* GIVEN REQUEST
Print the entries verbatim, leaving out the images they contain.

* START GIVEN INFORMATION *

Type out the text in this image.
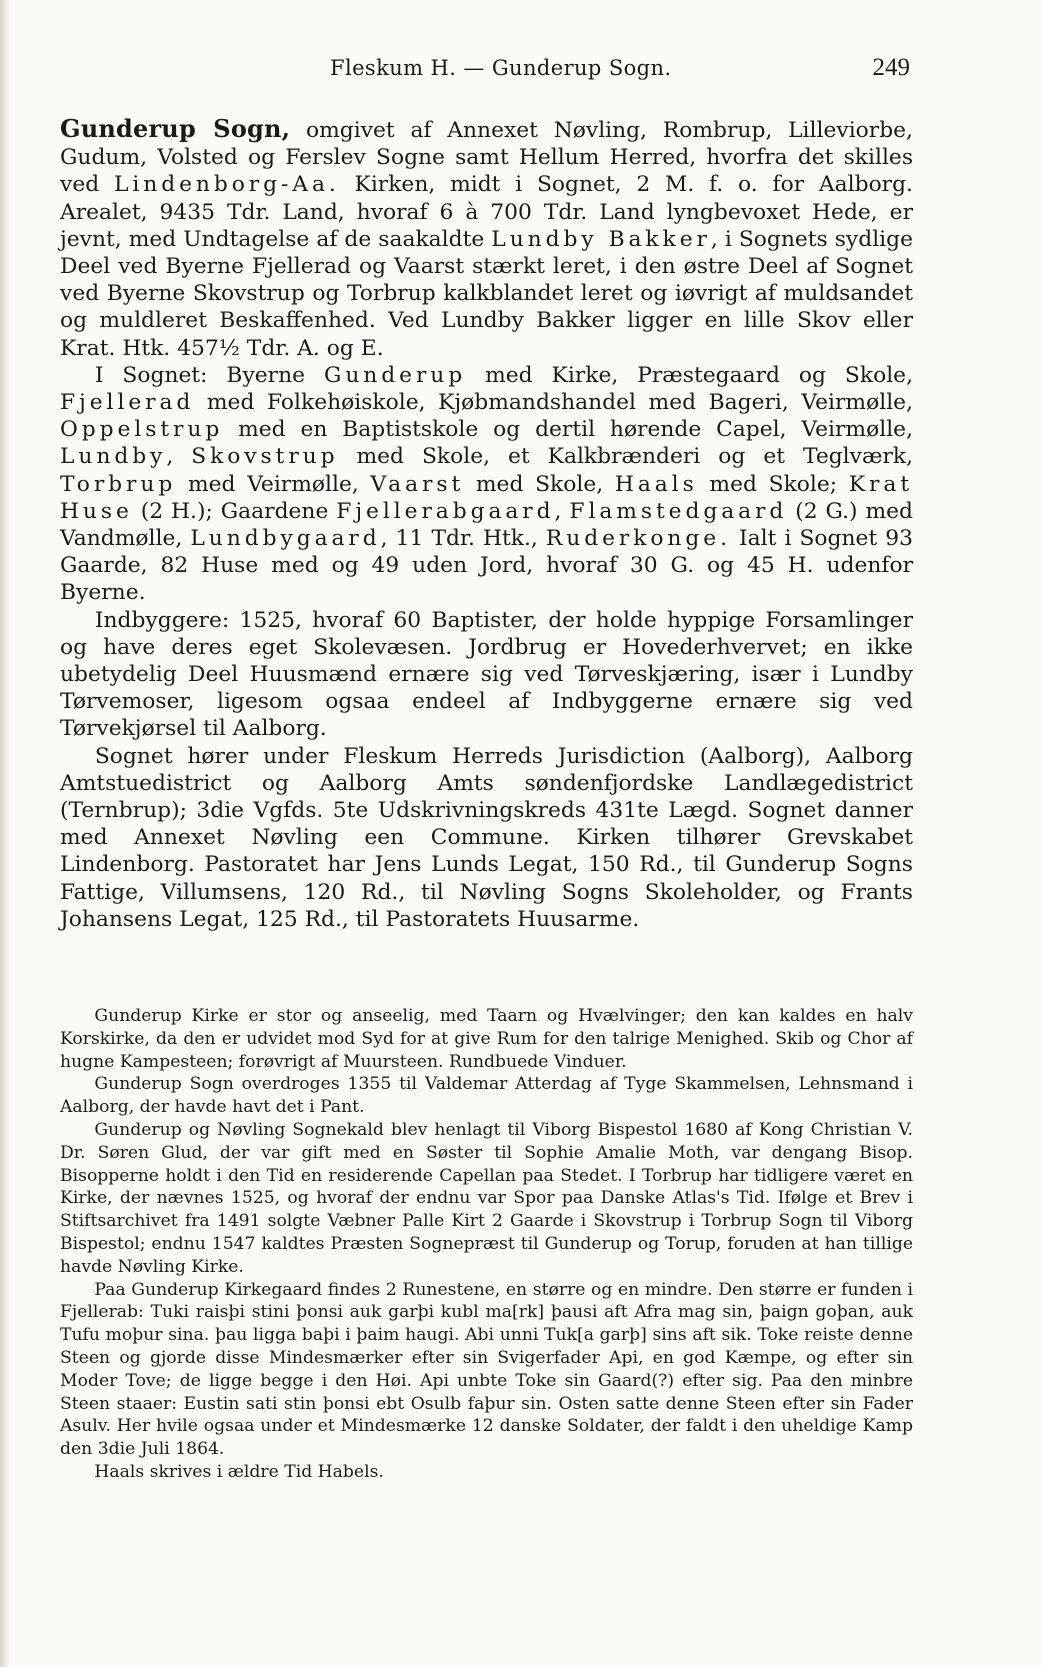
Fleskum H. — Gunderup Sogn.	249

Gunderup Sogn, omgivet af Annexet Nøvling, Rombrup, Lilleviorbe, Gudum, Volsted og Ferslev Sogne samt Hellum Herred, hvorfra det skilles ved Lindenborg-Aa. Kirken, midt i Sognet, 2 M. f. o. for Aalborg. Arealet, 9435 Tdr. Land, hvoraf 6 à 700 Tdr. Land lyngbevoxet Hede, er jevnt, med Undtagelse af de saakaldte Lundby Bakker, i Sognets sydlige Deel ved Byerne Fjellerad og Vaarst stærkt leret, i den østre Deel af Sognet ved Byerne Skovstrup og Torbrup kalkblandet leret og iøvrigt af muldsandet og muldleret Beskaffenhed. Ved Lundby Bakker ligger en lille Skov eller Krat. Htk. 457½ Tdr. A. og E.

I Sognet: Byerne Gunderup med Kirke, Præstegaard og Skole, Fjellerad med Folkehøiskole, Kjøbmandshandel med Bageri, Veirmølle, Oppelstrup med en Baptistskole og dertil hørende Capel, Veirmølle, Lundby, Skovstrup med Skole, et Kalkbrænderi og et Teglværk, Torbrup med Veirmølle, Vaarst med Skole, Haals med Skole; Krat Huse (2 H.); Gaardene Fjellerabgaard, Flamstedgaard (2 G.) med Vandmølle, Lundbygaard, 11 Tdr. Htk., Ruderkonge. Ialt i Sognet 93 Gaarde, 82 Huse med og 49 uden Jord, hvoraf 30 G. og 45 H. udenfor Byerne.

Indbyggere: 1525, hvoraf 60 Baptister, der holde hyppige Forsamlinger og have deres eget Skolevæsen. Jordbrug er Hovederhvervet; en ikke ubetydelig Deel Huusmænd ernære sig ved Tørveskjæring, især i Lundby Tørvemoser, ligesom ogsaa endeel af Indbyggerne ernære sig ved Tørvekjørsel til Aalborg.

Sognet hører under Fleskum Herreds Jurisdiction (Aalborg), Aalborg Amtstuedistrict og Aalborg Amts søndenfjordske Landlægedistrict (Ternbrup); 3die Vgfds. 5te Udskrivningskreds 431te Lægd. Sognet danner med Annexet Nøvling een Commune. Kirken tilhører Grevskabet Lindenborg. Pastoratet har Jens Lunds Legat, 150 Rd., til Gunderup Sogns Fattige, Villumsens, 120 Rd., til Nøvling Sogns Skoleholder, og Frants Johansens Legat, 125 Rd., til Pastoratets Huusarme.

Gunderup Kirke er stor og anseelig, med Taarn og Hvælvinger; den kan kaldes en halv Korskirke, da den er udvidet mod Syd for at give Rum for den talrige Menighed. Skib og Chor af hugne Kampesteen; forøvrigt af Muursteen. Rundbuede Vinduer.

Gunderup Sogn overdroges 1355 til Valdemar Atterdag af Tyge Skammelsen, Lehnsmand i Aalborg, der havde havt det i Pant.

Gunderup og Nøvling Sognekald blev henlagt til Viborg Bispestol 1680 af Kong Christian V. Dr. Søren Glud, der var gift med en Søster til Sophie Amalie Moth, var dengang Bisop. Bisopperne holdt i den Tid en residerende Capellan paa Stedet. I Torbrup har tidligere været en Kirke, der nævnes 1525, og hvoraf der endnu var Spor paa Danske Atlas's Tid. Ifølge et Brev i Stiftsarchivet fra 1491 solgte Væbner Palle Kirt 2 Gaarde i Skovstrup i Torbrup Sogn til Viborg Bispestol; endnu 1547 kaldtes Præsten Sognepræst til Gunderup og Torup, foruden at han tillige havde Nøvling Kirke.

Paa Gunderup Kirkegaard findes 2 Runestene, en større og en mindre. Den større er funden i Fjellerab: Tuki raisþi stini þonsi auk garþi kubl ma[rk] þausi aft Afra mag sin, þaign goþan, auk Tufu moþur sina. þau ligga baþi i þaim haugi. Abi unni Tuk[a garþ] sins aft sik. Toke reiste denne Steen og gjorde disse Mindesmærker efter sin Svigerfader Api, en god Kæmpe, og efter sin Moder Tove; de ligge begge i den Høi. Api unbte Toke sin Gaard(?) efter sig. Paa den minbre Steen staaer: Eustin sati stin þonsi ebt Osulb faþur sin. Osten satte denne Steen efter sin Fader Asulv. Her hvile ogsaa under et Mindesmærke 12 danske Soldater, der faldt i den uheldige Kamp den 3die Juli 1864.

Haals skrives i ældre Tid Habels.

* END GIVEN INFORMATION *

* WRITTEN RESPONSE
Type out the text in this image.
Fleskum H. — Gunderup Sogn.	249

Gunderup Sogn, omgivet af Annexet Nøvling, Rombrup, Lilleviorbe, Gudum, Volsted og Ferslev Sogne samt Hellum Herred, hvorfra det skilles ved Lindenborg-Aa. Kirken, midt i Sognet, 2 M. f. o. for Aalborg. Arealet, 9435 Tdr. Land, hvoraf 6 à 700 Tdr. Land lyngbevoxet Hede, er jevnt, med Undtagelse af de saakaldte Lundby Bakker, i Sognets sydlige Deel ved Byerne Fjellerad og Vaarst stærkt leret, i den østre Deel af Sognet ved Byerne Skovstrup og Torbrup kalkblandet leret og iøvrigt af muldsandet og muldleret Beskaffenhed. Ved Lundby Bakker ligger en lille Skov eller Krat. Htk. 457½ Tdr. A. og E.

I Sognet: Byerne Gunderup med Kirke, Præstegaard og Skole, Fjellerad med Folkehøiskole, Kjøbmandshandel med Bageri, Veirmølle, Oppelstrup med en Baptistskole og dertil hørende Capel, Veirmølle, Lundby, Skovstrup med Skole, et Kalkbrænderi og et Teglværk, Torbrup med Veirmølle, Vaarst med Skole, Haals med Skole; Krat Huse (2 H.); Gaardene Fjellerabgaard, Flamstedgaard (2 G.) med Vandmølle, Lundbygaard, 11 Tdr. Htk., Ruderkonge. Ialt i Sognet 93 Gaarde, 82 Huse med og 49 uden Jord, hvoraf 30 G. og 45 H. udenfor Byerne.

Indbyggere: 1525, hvoraf 60 Baptister, der holde hyppige Forsamlinger og have deres eget Skolevæsen. Jordbrug er Hovederhvervet; en ikke ubetydelig Deel Huusmænd ernære sig ved Tørveskjæring, især i Lundby Tørvemoser, ligesom ogsaa endeel af Indbyggerne ernære sig ved Tørvekjørsel til Aalborg.

Sognet hører under Fleskum Herreds Jurisdiction (Aalborg), Aalborg Amtstuedistrict og Aalborg Amts søndenfjordske Landlægedistrict (Ternbrup); 3die Vgfds. 5te Udskrivningskreds 431te Lægd. Sognet danner med Annexet Nøvling een Commune. Kirken tilhører Grevskabet Lindenborg. Pastoratet har Jens Lunds Legat, 150 Rd., til Gunderup Sogns Fattige, Villumsens, 120 Rd., til Nøvling Sogns Skoleholder, og Frants Johansens Legat, 125 Rd., til Pastoratets Huusarme.

Gunderup Kirke er stor og anseelig, med Taarn og Hvælvinger; den kan kaldes en halv Korskirke, da den er udvidet mod Syd for at give Rum for den talrige Menighed. Skib og Chor af hugne Kampesteen; forøvrigt af Muursteen. Rundbuede Vinduer.

Gunderup Sogn overdroges 1355 til Valdemar Atterdag af Tyge Skammelsen, Lehnsmand i Aalborg, der havde havt det i Pant.

Gunderup og Nøvling Sognekald blev henlagt til Viborg Bispestol 1680 af Kong Christian V. Dr. Søren Glud, der var gift med en Søster til Sophie Amalie Moth, var dengang Bisop. Bisopperne holdt i den Tid en residerende Capellan paa Stedet. I Torbrup har tidligere været en Kirke, der nævnes 1525, og hvoraf der endnu var Spor paa Danske Atlas's Tid. Ifølge et Brev i Stiftsarchivet fra 1491 solgte Væbner Palle Kirt 2 Gaarde i Skovstrup i Torbrup Sogn til Viborg Bispestol; endnu 1547 kaldtes Præsten Sognepræst til Gunderup og Torup, foruden at han tillige havde Nøvling Kirke.

Paa Gunderup Kirkegaard findes 2 Runestene, en større og en mindre. Den større er funden i Fjellerab: Tuki raisþi stini þonsi auk garþi kubl ma[rk] þausi aft Afra mag sin, þaign goþan, auk Tufu moþur sina. þau ligga baþi i þaim haugi. Abi unni Tuk[a garþ] sins aft sik. Toke reiste denne Steen og gjorde disse Mindesmærker efter sin Svigerfader Api, en god Kæmpe, og efter sin Moder Tove; de ligge begge i den Høi. Api unbte Toke sin Gaard(?) efter sig. Paa den minbre Steen staaer: Eustin sati stin þonsi ebt Osulb faþur sin. Osten satte denne Steen efter sin Fader Asulv. Her hvile ogsaa under et Mindesmærke 12 danske Soldater, der faldt i den uheldige Kamp den 3die Juli 1864.

Haals skrives i ældre Tid Habels.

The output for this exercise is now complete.